#### SHORT EXERCISE:
Copy each line below in which the string "dashed" occurs.

*** INPUT RECORDS

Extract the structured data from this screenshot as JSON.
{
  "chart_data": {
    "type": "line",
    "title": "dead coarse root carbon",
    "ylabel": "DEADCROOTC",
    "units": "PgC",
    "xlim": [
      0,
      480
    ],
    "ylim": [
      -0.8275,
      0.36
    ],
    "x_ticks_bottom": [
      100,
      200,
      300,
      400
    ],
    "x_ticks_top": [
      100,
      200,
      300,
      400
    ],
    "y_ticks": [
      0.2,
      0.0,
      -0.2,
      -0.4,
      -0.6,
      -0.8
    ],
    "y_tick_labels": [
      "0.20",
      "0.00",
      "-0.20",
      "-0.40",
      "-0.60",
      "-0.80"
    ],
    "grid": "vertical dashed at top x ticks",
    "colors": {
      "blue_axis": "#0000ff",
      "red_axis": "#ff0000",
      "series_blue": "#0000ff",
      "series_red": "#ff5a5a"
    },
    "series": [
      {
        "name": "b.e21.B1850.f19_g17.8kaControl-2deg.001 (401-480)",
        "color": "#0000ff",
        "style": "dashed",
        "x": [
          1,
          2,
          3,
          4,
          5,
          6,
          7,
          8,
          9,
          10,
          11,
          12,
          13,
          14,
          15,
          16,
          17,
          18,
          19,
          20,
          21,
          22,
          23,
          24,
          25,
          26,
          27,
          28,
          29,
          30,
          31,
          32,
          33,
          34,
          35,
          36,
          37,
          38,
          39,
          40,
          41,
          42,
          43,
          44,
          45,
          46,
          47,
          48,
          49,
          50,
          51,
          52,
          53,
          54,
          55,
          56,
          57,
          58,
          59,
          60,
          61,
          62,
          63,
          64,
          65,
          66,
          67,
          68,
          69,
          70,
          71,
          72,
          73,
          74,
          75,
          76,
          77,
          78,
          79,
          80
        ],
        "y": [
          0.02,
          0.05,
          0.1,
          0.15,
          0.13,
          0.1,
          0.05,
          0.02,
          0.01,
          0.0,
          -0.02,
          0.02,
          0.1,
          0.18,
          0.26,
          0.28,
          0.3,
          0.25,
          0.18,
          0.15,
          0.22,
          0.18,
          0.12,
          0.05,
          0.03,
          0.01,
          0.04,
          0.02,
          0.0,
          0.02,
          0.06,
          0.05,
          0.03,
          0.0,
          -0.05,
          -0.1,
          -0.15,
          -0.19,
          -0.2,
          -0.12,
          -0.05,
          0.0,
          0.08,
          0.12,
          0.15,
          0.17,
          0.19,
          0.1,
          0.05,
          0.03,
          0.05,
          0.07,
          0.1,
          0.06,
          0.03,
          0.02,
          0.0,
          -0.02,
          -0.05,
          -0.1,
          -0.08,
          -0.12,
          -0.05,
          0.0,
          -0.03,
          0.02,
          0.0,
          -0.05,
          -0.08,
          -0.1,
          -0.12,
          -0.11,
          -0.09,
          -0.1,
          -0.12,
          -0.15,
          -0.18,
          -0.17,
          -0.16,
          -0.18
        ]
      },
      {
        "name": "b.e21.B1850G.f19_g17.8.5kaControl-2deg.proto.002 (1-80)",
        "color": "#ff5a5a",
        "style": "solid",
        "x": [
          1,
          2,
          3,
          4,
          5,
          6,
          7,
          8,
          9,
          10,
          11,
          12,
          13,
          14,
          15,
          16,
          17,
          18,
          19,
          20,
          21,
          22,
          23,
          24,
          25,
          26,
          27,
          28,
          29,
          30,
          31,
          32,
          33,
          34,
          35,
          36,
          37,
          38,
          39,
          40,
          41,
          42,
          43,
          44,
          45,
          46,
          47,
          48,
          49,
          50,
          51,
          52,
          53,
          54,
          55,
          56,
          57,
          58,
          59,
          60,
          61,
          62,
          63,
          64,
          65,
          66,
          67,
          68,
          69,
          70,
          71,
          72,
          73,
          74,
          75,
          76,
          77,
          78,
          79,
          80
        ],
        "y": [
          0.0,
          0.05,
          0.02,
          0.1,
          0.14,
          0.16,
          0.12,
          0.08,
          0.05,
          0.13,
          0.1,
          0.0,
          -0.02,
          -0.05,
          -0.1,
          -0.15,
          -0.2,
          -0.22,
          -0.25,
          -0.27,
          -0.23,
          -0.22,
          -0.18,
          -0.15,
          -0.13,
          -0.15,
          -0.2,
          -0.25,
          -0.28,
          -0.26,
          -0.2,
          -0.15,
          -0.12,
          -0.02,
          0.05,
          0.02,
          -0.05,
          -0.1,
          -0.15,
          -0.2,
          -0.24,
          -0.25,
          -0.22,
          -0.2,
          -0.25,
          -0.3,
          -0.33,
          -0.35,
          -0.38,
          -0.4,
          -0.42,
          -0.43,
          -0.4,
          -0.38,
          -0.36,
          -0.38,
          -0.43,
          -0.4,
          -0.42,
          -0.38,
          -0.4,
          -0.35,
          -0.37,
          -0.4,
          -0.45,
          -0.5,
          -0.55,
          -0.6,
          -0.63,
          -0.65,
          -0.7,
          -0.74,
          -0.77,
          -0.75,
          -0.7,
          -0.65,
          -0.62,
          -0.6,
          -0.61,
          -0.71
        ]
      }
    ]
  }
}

******

#### OUTPUT FOR THIS TASK:
    "grid": "vertical dashed at top x ticks",
        "style": "dashed",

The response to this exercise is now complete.